### Challenge:
Copy out the lines from the one containing "extract all elements" to the one containing "booking-bar[interactable]: ▸望月京子 bbox=[515, 156, 575, 168]", including both, and omit the pictures.

### Material for this task:
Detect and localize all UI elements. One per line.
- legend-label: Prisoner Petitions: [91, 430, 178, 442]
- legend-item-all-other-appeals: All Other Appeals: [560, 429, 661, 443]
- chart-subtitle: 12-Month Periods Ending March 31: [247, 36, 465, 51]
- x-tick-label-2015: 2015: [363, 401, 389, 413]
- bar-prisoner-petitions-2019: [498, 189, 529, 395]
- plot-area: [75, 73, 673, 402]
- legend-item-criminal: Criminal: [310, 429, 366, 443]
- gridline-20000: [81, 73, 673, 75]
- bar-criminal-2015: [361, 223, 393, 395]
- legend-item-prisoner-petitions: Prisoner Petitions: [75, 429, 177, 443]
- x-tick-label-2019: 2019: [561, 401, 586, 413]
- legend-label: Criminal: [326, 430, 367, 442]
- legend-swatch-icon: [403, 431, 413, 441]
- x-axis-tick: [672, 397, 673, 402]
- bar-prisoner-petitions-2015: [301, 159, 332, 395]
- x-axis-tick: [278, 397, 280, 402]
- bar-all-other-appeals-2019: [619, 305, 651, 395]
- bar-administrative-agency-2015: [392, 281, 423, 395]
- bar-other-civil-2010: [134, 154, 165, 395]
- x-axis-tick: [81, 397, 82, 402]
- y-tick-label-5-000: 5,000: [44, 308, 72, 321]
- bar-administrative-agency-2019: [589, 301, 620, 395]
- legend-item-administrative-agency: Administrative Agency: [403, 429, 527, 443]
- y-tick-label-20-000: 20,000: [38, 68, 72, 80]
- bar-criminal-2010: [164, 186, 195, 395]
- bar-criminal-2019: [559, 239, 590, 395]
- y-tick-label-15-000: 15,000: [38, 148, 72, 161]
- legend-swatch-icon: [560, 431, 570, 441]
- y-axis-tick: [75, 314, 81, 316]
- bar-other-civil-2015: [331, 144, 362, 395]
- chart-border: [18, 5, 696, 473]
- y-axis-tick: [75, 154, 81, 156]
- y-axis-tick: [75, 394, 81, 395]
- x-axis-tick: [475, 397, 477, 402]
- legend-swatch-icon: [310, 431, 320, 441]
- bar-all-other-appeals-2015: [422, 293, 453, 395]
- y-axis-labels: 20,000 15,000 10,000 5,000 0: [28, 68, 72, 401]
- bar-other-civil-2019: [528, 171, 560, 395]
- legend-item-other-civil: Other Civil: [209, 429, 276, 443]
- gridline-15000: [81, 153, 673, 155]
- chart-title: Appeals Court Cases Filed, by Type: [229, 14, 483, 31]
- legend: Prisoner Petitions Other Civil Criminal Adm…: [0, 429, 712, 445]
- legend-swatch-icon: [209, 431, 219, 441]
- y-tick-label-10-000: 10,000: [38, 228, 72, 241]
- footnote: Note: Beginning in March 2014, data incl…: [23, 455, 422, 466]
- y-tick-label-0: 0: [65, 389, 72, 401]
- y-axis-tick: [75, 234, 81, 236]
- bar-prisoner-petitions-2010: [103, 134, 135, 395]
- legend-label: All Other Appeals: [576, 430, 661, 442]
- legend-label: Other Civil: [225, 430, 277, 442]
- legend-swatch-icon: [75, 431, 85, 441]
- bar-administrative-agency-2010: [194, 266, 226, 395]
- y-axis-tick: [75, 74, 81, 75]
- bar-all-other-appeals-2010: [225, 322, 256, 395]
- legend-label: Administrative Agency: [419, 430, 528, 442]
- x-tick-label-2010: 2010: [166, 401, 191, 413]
---
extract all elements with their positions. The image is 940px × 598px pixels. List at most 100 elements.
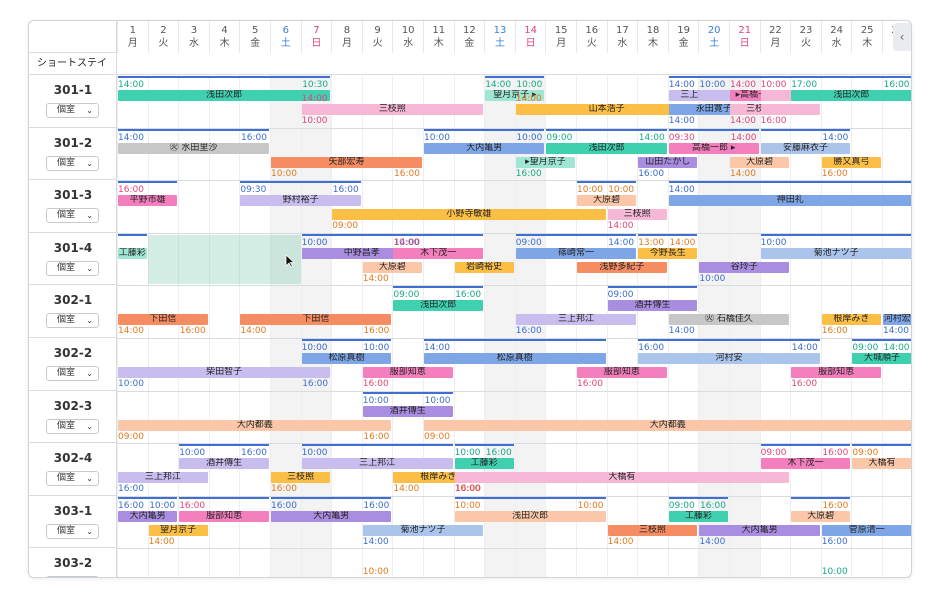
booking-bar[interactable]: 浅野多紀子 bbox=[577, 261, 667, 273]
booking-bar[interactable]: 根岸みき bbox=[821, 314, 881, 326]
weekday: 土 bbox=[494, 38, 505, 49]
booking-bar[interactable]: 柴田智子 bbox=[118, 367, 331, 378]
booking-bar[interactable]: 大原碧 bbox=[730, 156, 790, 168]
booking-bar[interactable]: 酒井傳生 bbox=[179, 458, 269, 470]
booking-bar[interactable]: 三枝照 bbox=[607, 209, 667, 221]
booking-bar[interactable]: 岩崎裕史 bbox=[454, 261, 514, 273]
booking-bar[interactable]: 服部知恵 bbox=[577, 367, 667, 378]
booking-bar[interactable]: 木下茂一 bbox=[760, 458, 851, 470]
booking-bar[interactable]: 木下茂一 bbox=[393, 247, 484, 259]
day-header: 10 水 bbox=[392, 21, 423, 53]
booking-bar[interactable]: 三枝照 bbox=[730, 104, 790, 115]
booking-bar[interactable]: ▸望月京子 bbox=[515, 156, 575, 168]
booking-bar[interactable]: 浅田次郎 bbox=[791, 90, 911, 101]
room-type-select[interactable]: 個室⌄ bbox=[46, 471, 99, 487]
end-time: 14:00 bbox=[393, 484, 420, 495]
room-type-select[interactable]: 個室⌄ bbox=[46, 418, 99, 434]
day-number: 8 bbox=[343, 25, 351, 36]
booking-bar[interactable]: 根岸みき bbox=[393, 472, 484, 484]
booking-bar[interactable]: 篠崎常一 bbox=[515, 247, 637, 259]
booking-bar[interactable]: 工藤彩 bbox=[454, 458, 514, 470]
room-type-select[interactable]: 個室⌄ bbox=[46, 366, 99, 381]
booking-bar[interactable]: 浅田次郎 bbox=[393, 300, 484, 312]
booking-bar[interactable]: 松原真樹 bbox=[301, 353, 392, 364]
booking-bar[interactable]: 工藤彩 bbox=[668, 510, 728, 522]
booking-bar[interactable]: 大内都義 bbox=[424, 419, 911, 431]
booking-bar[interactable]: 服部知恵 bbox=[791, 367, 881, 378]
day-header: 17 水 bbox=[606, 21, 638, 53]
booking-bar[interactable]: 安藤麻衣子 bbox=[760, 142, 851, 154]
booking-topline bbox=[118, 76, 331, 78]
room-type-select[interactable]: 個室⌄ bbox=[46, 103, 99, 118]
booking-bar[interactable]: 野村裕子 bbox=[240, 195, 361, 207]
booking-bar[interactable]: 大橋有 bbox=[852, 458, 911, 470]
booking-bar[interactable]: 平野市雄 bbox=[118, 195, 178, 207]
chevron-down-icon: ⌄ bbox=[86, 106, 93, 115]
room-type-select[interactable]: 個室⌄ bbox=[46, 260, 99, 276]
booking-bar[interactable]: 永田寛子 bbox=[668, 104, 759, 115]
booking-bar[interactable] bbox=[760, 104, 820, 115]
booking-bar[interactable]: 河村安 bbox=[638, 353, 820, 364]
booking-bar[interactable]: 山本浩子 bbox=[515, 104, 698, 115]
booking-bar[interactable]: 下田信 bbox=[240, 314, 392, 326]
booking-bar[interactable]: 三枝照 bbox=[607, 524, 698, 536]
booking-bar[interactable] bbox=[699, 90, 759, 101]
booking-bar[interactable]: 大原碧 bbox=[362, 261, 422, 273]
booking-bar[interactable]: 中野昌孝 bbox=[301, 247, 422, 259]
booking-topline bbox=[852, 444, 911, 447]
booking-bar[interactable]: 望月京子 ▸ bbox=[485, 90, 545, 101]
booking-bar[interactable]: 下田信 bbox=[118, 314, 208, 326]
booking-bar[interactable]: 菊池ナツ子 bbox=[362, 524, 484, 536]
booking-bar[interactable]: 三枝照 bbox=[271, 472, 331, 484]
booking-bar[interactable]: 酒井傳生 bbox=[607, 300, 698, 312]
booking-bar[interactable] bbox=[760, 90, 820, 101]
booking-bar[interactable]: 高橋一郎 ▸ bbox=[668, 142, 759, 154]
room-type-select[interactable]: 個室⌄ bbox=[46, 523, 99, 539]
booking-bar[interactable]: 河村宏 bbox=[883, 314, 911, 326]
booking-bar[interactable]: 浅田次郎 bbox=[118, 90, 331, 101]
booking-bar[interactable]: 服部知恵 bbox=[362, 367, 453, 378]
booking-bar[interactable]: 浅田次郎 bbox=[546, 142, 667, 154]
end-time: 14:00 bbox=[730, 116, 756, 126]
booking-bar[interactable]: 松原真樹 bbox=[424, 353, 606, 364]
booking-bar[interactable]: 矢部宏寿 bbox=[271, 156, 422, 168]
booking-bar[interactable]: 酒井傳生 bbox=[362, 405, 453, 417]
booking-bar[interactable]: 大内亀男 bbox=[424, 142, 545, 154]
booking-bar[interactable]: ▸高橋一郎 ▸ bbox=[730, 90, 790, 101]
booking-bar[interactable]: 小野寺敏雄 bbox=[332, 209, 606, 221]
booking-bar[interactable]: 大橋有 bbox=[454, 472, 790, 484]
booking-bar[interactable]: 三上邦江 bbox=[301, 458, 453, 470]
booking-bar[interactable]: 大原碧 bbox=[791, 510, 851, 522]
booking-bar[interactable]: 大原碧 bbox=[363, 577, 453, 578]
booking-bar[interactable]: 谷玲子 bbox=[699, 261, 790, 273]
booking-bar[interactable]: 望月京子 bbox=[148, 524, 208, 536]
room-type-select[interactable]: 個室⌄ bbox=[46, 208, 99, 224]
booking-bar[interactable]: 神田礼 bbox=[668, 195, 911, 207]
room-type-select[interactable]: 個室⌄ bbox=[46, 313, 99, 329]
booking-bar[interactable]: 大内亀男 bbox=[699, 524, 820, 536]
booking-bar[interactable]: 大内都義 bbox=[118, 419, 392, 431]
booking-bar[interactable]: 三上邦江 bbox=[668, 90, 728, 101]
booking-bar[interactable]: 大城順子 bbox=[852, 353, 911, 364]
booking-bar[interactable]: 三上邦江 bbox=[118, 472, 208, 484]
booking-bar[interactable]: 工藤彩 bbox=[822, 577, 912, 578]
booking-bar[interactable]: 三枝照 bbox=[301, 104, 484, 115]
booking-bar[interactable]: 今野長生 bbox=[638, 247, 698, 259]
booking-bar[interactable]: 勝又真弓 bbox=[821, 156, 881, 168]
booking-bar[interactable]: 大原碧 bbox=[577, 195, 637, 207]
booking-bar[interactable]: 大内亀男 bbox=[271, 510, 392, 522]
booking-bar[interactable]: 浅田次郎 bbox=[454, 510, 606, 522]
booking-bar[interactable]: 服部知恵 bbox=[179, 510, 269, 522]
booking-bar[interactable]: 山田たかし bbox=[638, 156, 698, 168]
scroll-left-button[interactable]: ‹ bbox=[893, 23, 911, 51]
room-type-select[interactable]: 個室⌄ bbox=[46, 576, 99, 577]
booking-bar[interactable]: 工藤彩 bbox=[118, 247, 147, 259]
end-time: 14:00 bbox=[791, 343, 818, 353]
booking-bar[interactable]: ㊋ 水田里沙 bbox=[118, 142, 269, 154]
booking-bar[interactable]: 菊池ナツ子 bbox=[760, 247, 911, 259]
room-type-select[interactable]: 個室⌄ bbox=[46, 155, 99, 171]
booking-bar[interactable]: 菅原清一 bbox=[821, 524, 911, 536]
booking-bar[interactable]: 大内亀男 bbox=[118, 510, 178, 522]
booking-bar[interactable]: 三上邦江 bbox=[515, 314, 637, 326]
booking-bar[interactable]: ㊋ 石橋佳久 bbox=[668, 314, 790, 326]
---
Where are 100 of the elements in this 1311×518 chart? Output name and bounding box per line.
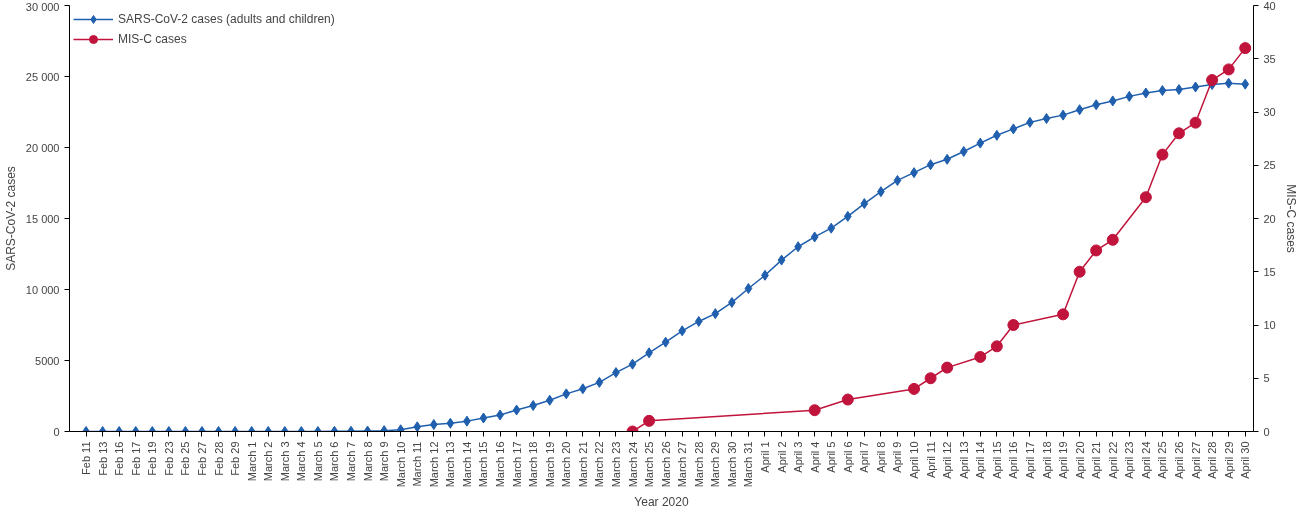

### Solution for this exercise:
extract all elements with their positions. The image is 940px × 598px pixels. List at most 100 elements.
booking-bar[interactable]: 浅野多紀子 bbox=[577, 261, 667, 273]
booking-bar[interactable]: 根岸みき bbox=[821, 314, 881, 326]
weekday: 土 bbox=[494, 38, 505, 49]
booking-bar[interactable]: 柴田智子 bbox=[118, 367, 331, 378]
booking-bar[interactable]: 大原碧 bbox=[730, 156, 790, 168]
booking-bar[interactable]: 酒井傳生 bbox=[179, 458, 269, 470]
booking-bar[interactable]: 三枝照 bbox=[607, 209, 667, 221]
booking-bar[interactable]: 岩崎裕史 bbox=[454, 261, 514, 273]
booking-bar[interactable]: 服部知恵 bbox=[577, 367, 667, 378]
booking-bar[interactable]: 木下茂一 bbox=[760, 458, 851, 470]
booking-bar[interactable]: 木下茂一 bbox=[393, 247, 484, 259]
day-header: 10 水 bbox=[392, 21, 423, 53]
booking-bar[interactable]: 三枝照 bbox=[730, 104, 790, 115]
booking-bar[interactable]: ▸望月京子 bbox=[515, 156, 575, 168]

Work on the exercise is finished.